*Objective*.
Locate the string "quam" throughout the material and copy every line in which it occurs.
◆ ◆ ◆ ◆ ◆ ◆ ◆
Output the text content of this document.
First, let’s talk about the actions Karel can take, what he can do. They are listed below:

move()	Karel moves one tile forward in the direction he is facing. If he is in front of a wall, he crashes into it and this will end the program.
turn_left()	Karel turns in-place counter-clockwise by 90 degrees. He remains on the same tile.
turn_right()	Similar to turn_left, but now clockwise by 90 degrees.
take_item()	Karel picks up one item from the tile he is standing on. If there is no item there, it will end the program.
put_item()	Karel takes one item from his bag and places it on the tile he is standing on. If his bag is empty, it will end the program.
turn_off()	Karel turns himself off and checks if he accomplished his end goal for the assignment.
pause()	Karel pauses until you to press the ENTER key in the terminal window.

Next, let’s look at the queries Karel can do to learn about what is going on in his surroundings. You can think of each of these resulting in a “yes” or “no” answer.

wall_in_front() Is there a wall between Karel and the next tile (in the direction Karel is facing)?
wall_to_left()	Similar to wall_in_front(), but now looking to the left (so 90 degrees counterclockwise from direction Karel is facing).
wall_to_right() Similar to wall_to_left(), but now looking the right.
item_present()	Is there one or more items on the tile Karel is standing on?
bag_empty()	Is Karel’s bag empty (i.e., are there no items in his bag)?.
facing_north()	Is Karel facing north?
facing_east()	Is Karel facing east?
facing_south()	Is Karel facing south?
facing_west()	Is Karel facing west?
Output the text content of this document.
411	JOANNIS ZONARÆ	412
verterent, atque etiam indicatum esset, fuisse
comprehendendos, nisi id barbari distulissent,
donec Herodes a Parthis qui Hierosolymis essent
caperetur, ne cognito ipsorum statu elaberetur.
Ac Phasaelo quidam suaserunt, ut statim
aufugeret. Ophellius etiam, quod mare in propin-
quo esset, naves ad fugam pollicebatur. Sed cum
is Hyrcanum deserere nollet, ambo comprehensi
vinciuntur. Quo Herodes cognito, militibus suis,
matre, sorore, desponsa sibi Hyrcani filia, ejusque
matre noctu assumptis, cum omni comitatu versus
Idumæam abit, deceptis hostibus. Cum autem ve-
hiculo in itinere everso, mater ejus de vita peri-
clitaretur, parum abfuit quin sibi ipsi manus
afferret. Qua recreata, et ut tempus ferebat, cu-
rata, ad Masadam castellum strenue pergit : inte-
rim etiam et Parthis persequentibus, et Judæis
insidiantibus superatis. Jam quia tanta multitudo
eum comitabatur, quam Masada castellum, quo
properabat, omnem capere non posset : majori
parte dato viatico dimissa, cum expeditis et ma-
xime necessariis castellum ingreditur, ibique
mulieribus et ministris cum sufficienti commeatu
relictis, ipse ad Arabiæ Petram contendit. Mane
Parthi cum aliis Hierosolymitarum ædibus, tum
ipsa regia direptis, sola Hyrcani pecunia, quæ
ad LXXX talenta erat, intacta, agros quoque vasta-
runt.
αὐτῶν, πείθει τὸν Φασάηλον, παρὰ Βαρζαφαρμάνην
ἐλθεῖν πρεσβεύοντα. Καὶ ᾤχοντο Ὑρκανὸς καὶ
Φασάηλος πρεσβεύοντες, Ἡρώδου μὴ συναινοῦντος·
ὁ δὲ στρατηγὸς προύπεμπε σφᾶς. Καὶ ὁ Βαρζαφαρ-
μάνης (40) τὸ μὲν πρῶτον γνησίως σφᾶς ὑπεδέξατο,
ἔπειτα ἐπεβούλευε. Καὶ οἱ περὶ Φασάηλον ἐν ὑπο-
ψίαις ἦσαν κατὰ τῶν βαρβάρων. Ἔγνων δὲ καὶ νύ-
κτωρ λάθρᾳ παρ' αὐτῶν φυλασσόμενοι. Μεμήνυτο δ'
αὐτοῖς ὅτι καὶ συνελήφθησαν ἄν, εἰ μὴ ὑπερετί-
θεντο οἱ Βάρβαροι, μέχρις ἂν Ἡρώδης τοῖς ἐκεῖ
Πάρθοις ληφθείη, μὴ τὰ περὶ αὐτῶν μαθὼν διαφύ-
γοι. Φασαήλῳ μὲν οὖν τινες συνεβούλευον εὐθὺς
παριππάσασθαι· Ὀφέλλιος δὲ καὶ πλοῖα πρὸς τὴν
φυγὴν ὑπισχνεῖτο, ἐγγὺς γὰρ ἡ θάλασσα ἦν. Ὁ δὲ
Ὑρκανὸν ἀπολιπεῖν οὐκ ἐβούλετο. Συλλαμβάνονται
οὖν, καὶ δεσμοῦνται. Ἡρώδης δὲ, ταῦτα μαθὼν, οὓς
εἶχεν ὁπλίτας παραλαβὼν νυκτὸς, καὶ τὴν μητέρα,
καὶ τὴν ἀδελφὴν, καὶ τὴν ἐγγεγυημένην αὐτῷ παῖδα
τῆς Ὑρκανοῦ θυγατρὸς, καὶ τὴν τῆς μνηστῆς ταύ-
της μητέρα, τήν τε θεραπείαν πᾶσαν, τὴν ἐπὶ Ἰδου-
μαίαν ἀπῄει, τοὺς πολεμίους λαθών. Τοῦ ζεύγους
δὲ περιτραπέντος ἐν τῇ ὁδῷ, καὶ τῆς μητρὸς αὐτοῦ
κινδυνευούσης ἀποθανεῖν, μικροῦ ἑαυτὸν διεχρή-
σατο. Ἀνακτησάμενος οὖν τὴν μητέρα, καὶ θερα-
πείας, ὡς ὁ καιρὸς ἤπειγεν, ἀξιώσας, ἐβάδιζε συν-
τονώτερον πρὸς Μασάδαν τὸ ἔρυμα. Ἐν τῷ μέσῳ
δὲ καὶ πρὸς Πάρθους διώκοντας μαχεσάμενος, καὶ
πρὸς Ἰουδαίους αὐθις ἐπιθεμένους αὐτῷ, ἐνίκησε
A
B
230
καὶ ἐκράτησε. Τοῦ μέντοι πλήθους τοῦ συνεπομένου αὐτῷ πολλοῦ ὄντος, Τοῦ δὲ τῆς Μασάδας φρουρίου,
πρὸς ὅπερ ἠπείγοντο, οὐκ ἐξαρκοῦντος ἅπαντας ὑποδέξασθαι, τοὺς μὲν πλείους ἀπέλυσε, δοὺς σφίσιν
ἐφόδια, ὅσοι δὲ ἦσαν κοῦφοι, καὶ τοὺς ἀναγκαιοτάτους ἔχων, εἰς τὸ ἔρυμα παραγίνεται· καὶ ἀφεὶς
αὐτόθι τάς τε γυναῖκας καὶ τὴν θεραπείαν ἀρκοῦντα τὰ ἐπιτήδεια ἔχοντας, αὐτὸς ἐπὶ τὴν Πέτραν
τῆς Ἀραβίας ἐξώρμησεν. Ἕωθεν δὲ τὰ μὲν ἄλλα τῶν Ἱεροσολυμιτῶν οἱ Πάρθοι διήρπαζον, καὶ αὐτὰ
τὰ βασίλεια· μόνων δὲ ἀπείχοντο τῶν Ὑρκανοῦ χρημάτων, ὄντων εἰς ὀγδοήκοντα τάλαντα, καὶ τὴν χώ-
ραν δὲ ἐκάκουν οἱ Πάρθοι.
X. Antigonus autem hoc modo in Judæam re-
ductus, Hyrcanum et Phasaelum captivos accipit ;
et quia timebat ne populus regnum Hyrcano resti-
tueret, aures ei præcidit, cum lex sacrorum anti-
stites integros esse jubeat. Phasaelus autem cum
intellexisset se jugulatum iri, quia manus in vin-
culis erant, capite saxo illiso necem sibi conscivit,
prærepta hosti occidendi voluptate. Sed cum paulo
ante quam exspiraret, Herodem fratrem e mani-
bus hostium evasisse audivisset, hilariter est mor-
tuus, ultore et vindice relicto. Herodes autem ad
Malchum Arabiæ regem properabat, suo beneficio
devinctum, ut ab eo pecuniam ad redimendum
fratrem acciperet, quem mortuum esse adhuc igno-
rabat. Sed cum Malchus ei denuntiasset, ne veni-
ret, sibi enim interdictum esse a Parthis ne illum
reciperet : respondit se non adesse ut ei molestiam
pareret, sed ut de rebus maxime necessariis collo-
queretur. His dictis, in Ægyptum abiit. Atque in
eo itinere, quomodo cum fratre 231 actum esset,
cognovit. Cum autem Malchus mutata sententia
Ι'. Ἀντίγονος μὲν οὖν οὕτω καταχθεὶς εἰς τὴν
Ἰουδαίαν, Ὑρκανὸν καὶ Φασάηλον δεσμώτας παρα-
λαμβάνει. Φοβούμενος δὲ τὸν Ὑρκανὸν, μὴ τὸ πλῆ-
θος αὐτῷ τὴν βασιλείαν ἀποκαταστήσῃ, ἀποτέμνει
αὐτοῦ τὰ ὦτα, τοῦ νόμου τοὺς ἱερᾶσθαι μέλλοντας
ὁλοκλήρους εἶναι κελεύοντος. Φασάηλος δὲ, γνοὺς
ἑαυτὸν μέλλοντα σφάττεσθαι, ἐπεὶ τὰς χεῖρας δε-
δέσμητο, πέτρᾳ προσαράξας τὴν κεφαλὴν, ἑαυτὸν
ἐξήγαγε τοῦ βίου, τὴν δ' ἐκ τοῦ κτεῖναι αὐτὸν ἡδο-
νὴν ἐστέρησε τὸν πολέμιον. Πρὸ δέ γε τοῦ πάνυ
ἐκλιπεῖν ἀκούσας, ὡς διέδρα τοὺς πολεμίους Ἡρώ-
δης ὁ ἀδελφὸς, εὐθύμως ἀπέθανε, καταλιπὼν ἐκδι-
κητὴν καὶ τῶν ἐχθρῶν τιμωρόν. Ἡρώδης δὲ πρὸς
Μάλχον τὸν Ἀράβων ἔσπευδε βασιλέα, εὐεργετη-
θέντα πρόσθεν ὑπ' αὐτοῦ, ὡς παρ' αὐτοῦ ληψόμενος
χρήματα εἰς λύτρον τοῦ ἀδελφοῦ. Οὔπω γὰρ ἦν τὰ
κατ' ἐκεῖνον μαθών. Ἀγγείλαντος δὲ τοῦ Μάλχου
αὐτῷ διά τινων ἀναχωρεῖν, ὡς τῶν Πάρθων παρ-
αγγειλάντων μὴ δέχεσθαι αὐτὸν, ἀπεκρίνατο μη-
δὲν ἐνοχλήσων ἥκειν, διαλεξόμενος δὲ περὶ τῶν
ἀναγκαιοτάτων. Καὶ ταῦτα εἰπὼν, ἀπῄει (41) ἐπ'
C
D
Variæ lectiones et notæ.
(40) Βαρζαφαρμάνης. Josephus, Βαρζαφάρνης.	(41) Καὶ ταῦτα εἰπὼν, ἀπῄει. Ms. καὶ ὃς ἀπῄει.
◆ ◆ ◆ ◆ ◆ ◆ ◆
*Solution for this exercise*.
eum comitabatur, quam Masada castellum, quo
ante quam exspiraret, Herodem fratrem e mani-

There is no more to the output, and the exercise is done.